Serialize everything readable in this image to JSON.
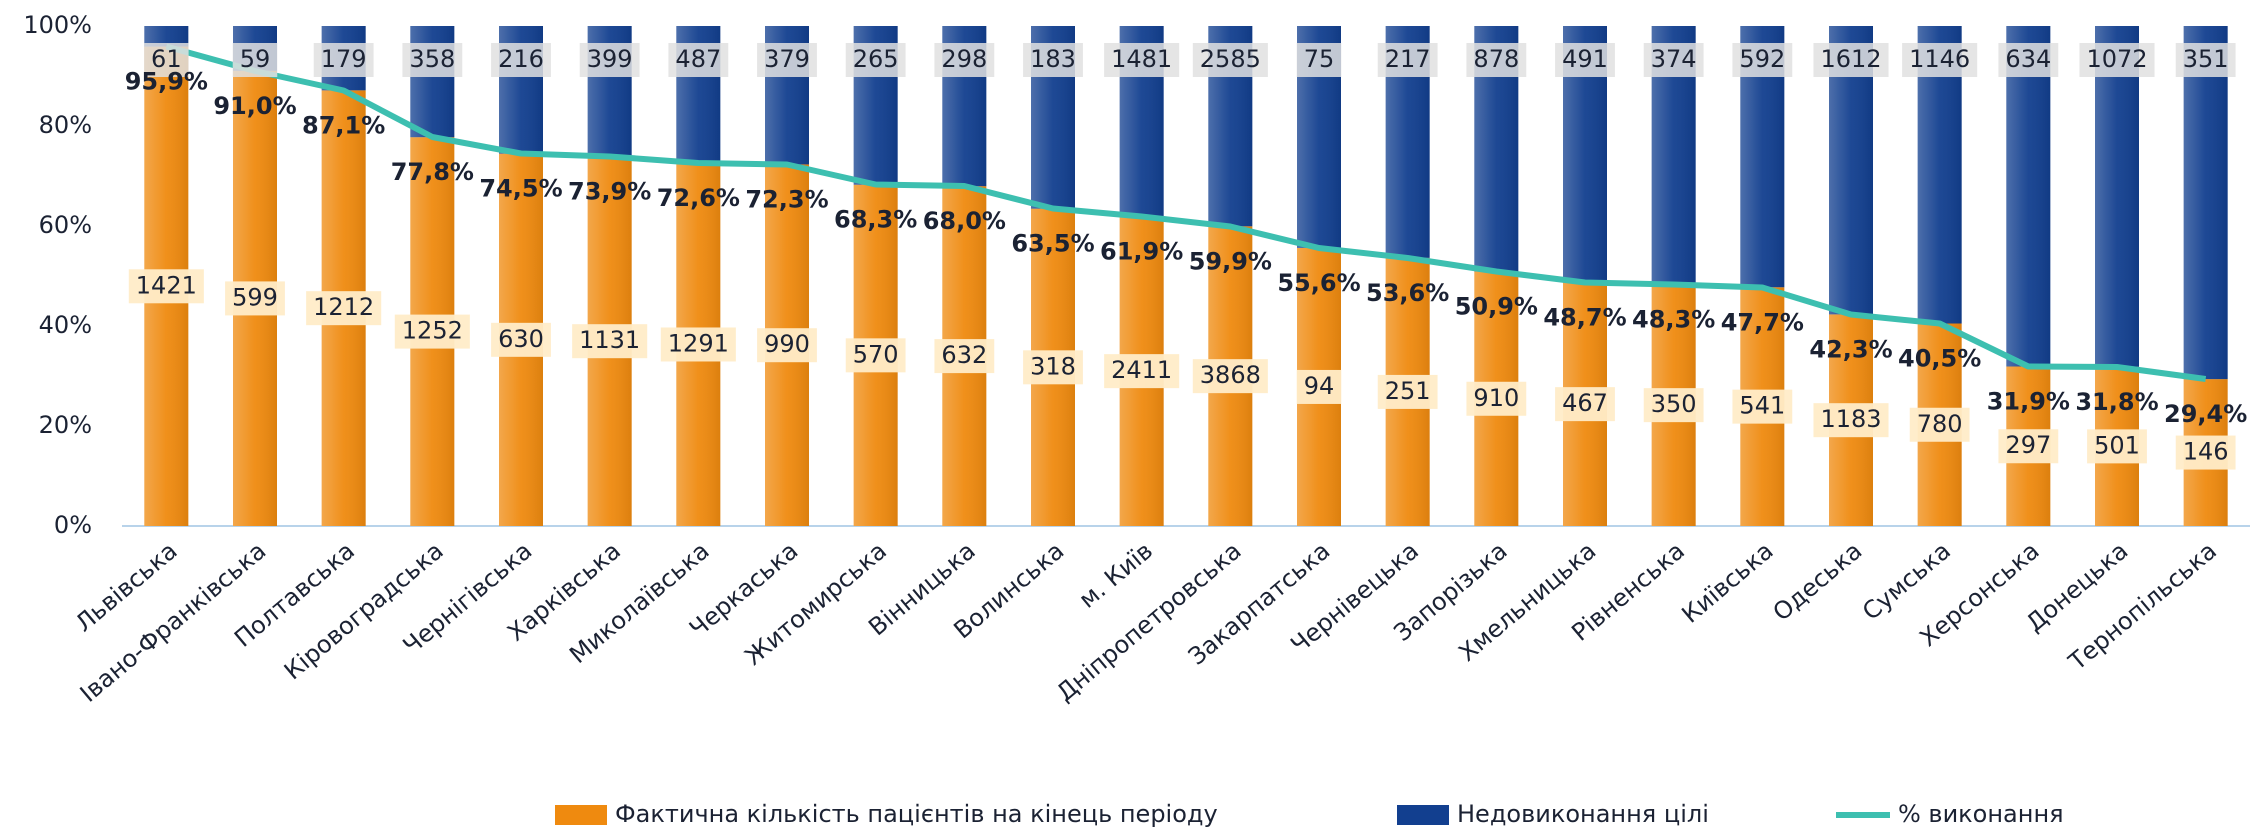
{
  "chart_data": {
    "type": "bar",
    "stacked": "percent",
    "categories": [
      "Львівська",
      "Івано-Франківська",
      "Полтавська",
      "Кіровоградська",
      "Чернігівська",
      "Харківська",
      "Миколаївська",
      "Черкаська",
      "Житомирська",
      "Вінницька",
      "Волинська",
      "м. Київ",
      "Дніпропетровська",
      "Закарпатська",
      "Чернівецька",
      "Запорізька",
      "Хмельницька",
      "Рівненська",
      "Київська",
      "Одеська",
      "Сумська",
      "Херсонська",
      "Донецька",
      "Тернопільська"
    ],
    "series": [
      {
        "name": "Фактична кількість пацієнтів на кінець періоду",
        "type": "bar",
        "color": "#ef8a0f",
        "values": [
          1421,
          599,
          1212,
          1252,
          630,
          1131,
          1291,
          990,
          570,
          632,
          318,
          2411,
          3868,
          94,
          251,
          910,
          467,
          350,
          541,
          1183,
          780,
          297,
          501,
          146
        ]
      },
      {
        "name": "Недовиконання цілі",
        "type": "bar",
        "color": "#123f8f",
        "values": [
          61,
          59,
          179,
          358,
          216,
          399,
          487,
          379,
          265,
          298,
          183,
          1481,
          2585,
          75,
          217,
          878,
          491,
          374,
          592,
          1612,
          1146,
          634,
          1072,
          351
        ]
      },
      {
        "name": "% виконання",
        "type": "line",
        "color": "#3dbfb0",
        "values": [
          95.9,
          91.0,
          87.1,
          77.8,
          74.5,
          73.9,
          72.6,
          72.3,
          68.3,
          68.0,
          63.5,
          61.9,
          59.9,
          55.6,
          53.6,
          50.9,
          48.7,
          48.3,
          47.7,
          42.3,
          40.5,
          31.9,
          31.8,
          29.4
        ],
        "value_labels": [
          "95,9%",
          "91,0%",
          "87,1%",
          "77,8%",
          "74,5%",
          "73,9%",
          "72,6%",
          "72,3%",
          "68,3%",
          "68,0%",
          "63,5%",
          "61,9%",
          "59,9%",
          "55,6%",
          "53,6%",
          "50,9%",
          "48,7%",
          "48,3%",
          "47,7%",
          "42,3%",
          "40,5%",
          "31,9%",
          "31,8%",
          "29,4%"
        ]
      }
    ],
    "ylim": [
      0,
      100
    ],
    "yticks": [
      {
        "value": 0,
        "label": "0%"
      },
      {
        "value": 20,
        "label": "20%"
      },
      {
        "value": 40,
        "label": "40%"
      },
      {
        "value": 60,
        "label": "60%"
      },
      {
        "value": 80,
        "label": "80%"
      },
      {
        "value": 100,
        "label": "100%"
      }
    ],
    "legend": "bottom"
  }
}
────────────────
Reproduce the records, all of them, word for word; omit the pictures.

Serialize everything readable in this image to JSON.
{
  "chart_data": {
    "type": "bar",
    "stacked": "percent",
    "categories": [
      "Львівська",
      "Івано-Франківська",
      "Полтавська",
      "Кіровоградська",
      "Чернігівська",
      "Харківська",
      "Миколаївська",
      "Черкаська",
      "Житомирська",
      "Вінницька",
      "Волинська",
      "м. Київ",
      "Дніпропетровська",
      "Закарпатська",
      "Чернівецька",
      "Запорізька",
      "Хмельницька",
      "Рівненська",
      "Київська",
      "Одеська",
      "Сумська",
      "Херсонська",
      "Донецька",
      "Тернопільська"
    ],
    "series": [
      {
        "name": "Фактична кількість пацієнтів на кінець періоду",
        "type": "bar",
        "color": "#ef8a0f",
        "values": [
          1421,
          599,
          1212,
          1252,
          630,
          1131,
          1291,
          990,
          570,
          632,
          318,
          2411,
          3868,
          94,
          251,
          910,
          467,
          350,
          541,
          1183,
          780,
          297,
          501,
          146
        ]
      },
      {
        "name": "Недовиконання цілі",
        "type": "bar",
        "color": "#123f8f",
        "values": [
          61,
          59,
          179,
          358,
          216,
          399,
          487,
          379,
          265,
          298,
          183,
          1481,
          2585,
          75,
          217,
          878,
          491,
          374,
          592,
          1612,
          1146,
          634,
          1072,
          351
        ]
      },
      {
        "name": "% виконання",
        "type": "line",
        "color": "#3dbfb0",
        "values": [
          95.9,
          91.0,
          87.1,
          77.8,
          74.5,
          73.9,
          72.6,
          72.3,
          68.3,
          68.0,
          63.5,
          61.9,
          59.9,
          55.6,
          53.6,
          50.9,
          48.7,
          48.3,
          47.7,
          42.3,
          40.5,
          31.9,
          31.8,
          29.4
        ],
        "value_labels": [
          "95,9%",
          "91,0%",
          "87,1%",
          "77,8%",
          "74,5%",
          "73,9%",
          "72,6%",
          "72,3%",
          "68,3%",
          "68,0%",
          "63,5%",
          "61,9%",
          "59,9%",
          "55,6%",
          "53,6%",
          "50,9%",
          "48,7%",
          "48,3%",
          "47,7%",
          "42,3%",
          "40,5%",
          "31,9%",
          "31,8%",
          "29,4%"
        ]
      }
    ],
    "ylim": [
      0,
      100
    ],
    "yticks": [
      {
        "value": 0,
        "label": "0%"
      },
      {
        "value": 20,
        "label": "20%"
      },
      {
        "value": 40,
        "label": "40%"
      },
      {
        "value": 60,
        "label": "60%"
      },
      {
        "value": 80,
        "label": "80%"
      },
      {
        "value": 100,
        "label": "100%"
      }
    ],
    "legend": "bottom"
  }
}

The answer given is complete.